═════ Provided records ═════

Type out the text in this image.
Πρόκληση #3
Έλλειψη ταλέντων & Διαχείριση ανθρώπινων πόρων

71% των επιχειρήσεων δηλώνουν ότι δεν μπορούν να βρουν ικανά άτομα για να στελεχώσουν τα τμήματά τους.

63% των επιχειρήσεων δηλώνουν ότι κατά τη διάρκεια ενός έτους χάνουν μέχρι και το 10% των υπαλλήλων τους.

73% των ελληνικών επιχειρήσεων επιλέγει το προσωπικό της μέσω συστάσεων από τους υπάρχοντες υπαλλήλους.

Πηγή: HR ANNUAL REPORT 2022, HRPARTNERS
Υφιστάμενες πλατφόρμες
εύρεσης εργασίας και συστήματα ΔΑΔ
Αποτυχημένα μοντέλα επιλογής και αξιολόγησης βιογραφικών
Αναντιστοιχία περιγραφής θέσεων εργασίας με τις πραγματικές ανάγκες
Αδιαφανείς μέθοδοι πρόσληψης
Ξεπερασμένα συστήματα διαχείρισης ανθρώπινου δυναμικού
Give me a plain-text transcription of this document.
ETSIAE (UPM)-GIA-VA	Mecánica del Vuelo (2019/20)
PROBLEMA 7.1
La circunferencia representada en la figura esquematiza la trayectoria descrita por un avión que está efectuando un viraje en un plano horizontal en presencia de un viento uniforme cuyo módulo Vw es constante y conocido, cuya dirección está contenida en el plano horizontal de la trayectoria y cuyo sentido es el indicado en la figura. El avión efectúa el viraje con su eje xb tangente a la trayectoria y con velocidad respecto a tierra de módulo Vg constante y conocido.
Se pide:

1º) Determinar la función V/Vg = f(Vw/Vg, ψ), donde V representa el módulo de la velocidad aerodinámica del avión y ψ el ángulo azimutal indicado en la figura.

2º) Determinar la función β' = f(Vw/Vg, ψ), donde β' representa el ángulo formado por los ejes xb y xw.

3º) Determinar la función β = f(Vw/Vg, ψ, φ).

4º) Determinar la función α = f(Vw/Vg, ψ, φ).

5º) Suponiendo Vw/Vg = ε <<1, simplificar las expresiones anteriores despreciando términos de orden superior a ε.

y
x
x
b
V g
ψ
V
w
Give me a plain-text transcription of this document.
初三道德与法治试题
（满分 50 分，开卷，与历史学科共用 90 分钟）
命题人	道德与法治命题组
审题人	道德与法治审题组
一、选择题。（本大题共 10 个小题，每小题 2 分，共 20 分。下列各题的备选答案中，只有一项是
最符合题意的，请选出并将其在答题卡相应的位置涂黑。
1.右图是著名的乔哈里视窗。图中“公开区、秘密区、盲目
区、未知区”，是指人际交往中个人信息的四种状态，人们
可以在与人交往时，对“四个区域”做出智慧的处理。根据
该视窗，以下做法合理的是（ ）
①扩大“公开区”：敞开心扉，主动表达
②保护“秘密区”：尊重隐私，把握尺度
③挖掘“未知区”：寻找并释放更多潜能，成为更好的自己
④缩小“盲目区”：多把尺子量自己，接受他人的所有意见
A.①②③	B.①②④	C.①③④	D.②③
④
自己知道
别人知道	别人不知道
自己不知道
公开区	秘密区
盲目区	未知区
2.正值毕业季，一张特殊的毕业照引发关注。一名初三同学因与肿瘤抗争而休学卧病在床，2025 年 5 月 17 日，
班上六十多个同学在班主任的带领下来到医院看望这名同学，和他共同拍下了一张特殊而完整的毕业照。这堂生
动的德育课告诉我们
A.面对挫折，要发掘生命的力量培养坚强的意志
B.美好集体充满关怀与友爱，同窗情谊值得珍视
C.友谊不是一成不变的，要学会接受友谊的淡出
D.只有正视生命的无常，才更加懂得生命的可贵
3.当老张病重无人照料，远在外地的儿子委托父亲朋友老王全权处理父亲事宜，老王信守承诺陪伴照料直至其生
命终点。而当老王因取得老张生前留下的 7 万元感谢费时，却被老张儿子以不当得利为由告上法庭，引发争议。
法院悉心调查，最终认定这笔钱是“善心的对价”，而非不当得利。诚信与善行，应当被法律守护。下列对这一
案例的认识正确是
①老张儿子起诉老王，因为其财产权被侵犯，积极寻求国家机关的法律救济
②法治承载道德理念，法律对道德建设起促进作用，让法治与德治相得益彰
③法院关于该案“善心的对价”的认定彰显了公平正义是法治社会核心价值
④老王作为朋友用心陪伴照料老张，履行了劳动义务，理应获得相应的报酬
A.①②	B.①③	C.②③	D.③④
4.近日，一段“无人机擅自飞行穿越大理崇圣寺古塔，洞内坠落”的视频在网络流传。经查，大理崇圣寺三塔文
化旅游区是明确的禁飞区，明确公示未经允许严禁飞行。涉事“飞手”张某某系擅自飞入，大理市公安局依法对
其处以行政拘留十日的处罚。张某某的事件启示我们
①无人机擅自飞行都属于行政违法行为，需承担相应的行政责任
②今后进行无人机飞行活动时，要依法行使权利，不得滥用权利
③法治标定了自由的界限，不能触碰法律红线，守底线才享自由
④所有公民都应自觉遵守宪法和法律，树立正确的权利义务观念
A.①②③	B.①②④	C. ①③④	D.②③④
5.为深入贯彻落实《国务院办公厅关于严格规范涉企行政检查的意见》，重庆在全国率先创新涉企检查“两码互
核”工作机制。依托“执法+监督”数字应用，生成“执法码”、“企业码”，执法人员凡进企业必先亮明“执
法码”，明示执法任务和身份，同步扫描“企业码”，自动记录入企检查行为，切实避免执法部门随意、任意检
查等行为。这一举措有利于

═════

[Exercise directions]
Copy out each record, keeping every word as it is.

[Task output]
Type out the text in this image.
Πρόκληση #3
Έλλειψη ταλέντων & Διαχείριση ανθρώπινων πόρων

71% των επιχειρήσεων δηλώνουν ότι δεν μπορούν να βρουν ικανά άτομα για να στελεχώσουν τα τμήματά τους.

63% των επιχειρήσεων δηλώνουν ότι κατά τη διάρκεια ενός έτους χάνουν μέχρι και το 10% των υπαλλήλων τους.

73% των ελληνικών επιχειρήσεων επιλέγει το προσωπικό της μέσω συστάσεων από τους υπάρχοντες υπαλλήλους.

Πηγή: HR ANNUAL REPORT 2022, HRPARTNERS
Υφιστάμενες πλατφόρμες
εύρεσης εργασίας και συστήματα ΔΑΔ
Αποτυχημένα μοντέλα επιλογής και αξιολόγησης βιογραφικών
Αναντιστοιχία περιγραφής θέσεων εργασίας με τις πραγματικές ανάγκες
Αδιαφανείς μέθοδοι πρόσληψης
Ξεπερασμένα συστήματα διαχείρισης ανθρώπινου δυναμικού
Give me a plain-text transcription of this document.
ETSIAE (UPM)-GIA-VA	Mecánica del Vuelo (2019/20)
PROBLEMA 7.1
La circunferencia representada en la figura esquematiza la trayectoria descrita por un avión que está efectuando un viraje en un plano horizontal en presencia de un viento uniforme cuyo módulo Vw es constante y conocido, cuya dirección está contenida en el plano horizontal de la trayectoria y cuyo sentido es el indicado en la figura. El avión efectúa el viraje con su eje xb tangente a la trayectoria y con velocidad respecto a tierra de módulo Vg constante y conocido.
Se pide:

1º) Determinar la función V/Vg = f(Vw/Vg, ψ), donde V representa el módulo de la velocidad aerodinámica del avión y ψ el ángulo azimutal indicado en la figura.

2º) Determinar la función β' = f(Vw/Vg, ψ), donde β' representa el ángulo formado por los ejes xb y xw.

3º) Determinar la función β = f(Vw/Vg, ψ, φ).

4º) Determinar la función α = f(Vw/Vg, ψ, φ).

5º) Suponiendo Vw/Vg = ε <<1, simplificar las expresiones anteriores despreciando términos de orden superior a ε.

y
x
x
b
V g
ψ
V
w
Give me a plain-text transcription of this document.
初三道德与法治试题
（满分 50 分，开卷，与历史学科共用 90 分钟）
命题人	道德与法治命题组
审题人	道德与法治审题组
一、选择题。（本大题共 10 个小题，每小题 2 分，共 20 分。下列各题的备选答案中，只有一项是
最符合题意的，请选出并将其在答题卡相应的位置涂黑。
1.右图是著名的乔哈里视窗。图中“公开区、秘密区、盲目
区、未知区”，是指人际交往中个人信息的四种状态，人们
可以在与人交往时，对“四个区域”做出智慧的处理。根据
该视窗，以下做法合理的是（ ）
①扩大“公开区”：敞开心扉，主动表达
②保护“秘密区”：尊重隐私，把握尺度
③挖掘“未知区”：寻找并释放更多潜能，成为更好的自己
④缩小“盲目区”：多把尺子量自己，接受他人的所有意见
A.①②③	B.①②④	C.①③④	D.②③
④
自己知道
别人知道	别人不知道
自己不知道
公开区	秘密区
盲目区	未知区
2.正值毕业季，一张特殊的毕业照引发关注。一名初三同学因与肿瘤抗争而休学卧病在床，2025 年 5 月 17 日，
班上六十多个同学在班主任的带领下来到医院看望这名同学，和他共同拍下了一张特殊而完整的毕业照。这堂生
动的德育课告诉我们
A.面对挫折，要发掘生命的力量培养坚强的意志
B.美好集体充满关怀与友爱，同窗情谊值得珍视
C.友谊不是一成不变的，要学会接受友谊的淡出
D.只有正视生命的无常，才更加懂得生命的可贵
3.当老张病重无人照料，远在外地的儿子委托父亲朋友老王全权处理父亲事宜，老王信守承诺陪伴照料直至其生
命终点。而当老王因取得老张生前留下的 7 万元感谢费时，却被老张儿子以不当得利为由告上法庭，引发争议。
法院悉心调查，最终认定这笔钱是“善心的对价”，而非不当得利。诚信与善行，应当被法律守护。下列对这一
案例的认识正确是
①老张儿子起诉老王，因为其财产权被侵犯，积极寻求国家机关的法律救济
②法治承载道德理念，法律对道德建设起促进作用，让法治与德治相得益彰
③法院关于该案“善心的对价”的认定彰显了公平正义是法治社会核心价值
④老王作为朋友用心陪伴照料老张，履行了劳动义务，理应获得相应的报酬
A.①②	B.①③	C.②③	D.③④
4.近日，一段“无人机擅自飞行穿越大理崇圣寺古塔，洞内坠落”的视频在网络流传。经查，大理崇圣寺三塔文
化旅游区是明确的禁飞区，明确公示未经允许严禁飞行。涉事“飞手”张某某系擅自飞入，大理市公安局依法对
其处以行政拘留十日的处罚。张某某的事件启示我们
①无人机擅自飞行都属于行政违法行为，需承担相应的行政责任
②今后进行无人机飞行活动时，要依法行使权利，不得滥用权利
③法治标定了自由的界限，不能触碰法律红线，守底线才享自由
④所有公民都应自觉遵守宪法和法律，树立正确的权利义务观念
A.①②③	B.①②④	C. ①③④	D.②③④
5.为深入贯彻落实《国务院办公厅关于严格规范涉企行政检查的意见》，重庆在全国率先创新涉企检查“两码互
核”工作机制。依托“执法+监督”数字应用，生成“执法码”、“企业码”，执法人员凡进企业必先亮明“执
法码”，明示执法任务和身份，同步扫描“企业码”，自动记录入企检查行为，切实避免执法部门随意、任意检
查等行为。这一举措有利于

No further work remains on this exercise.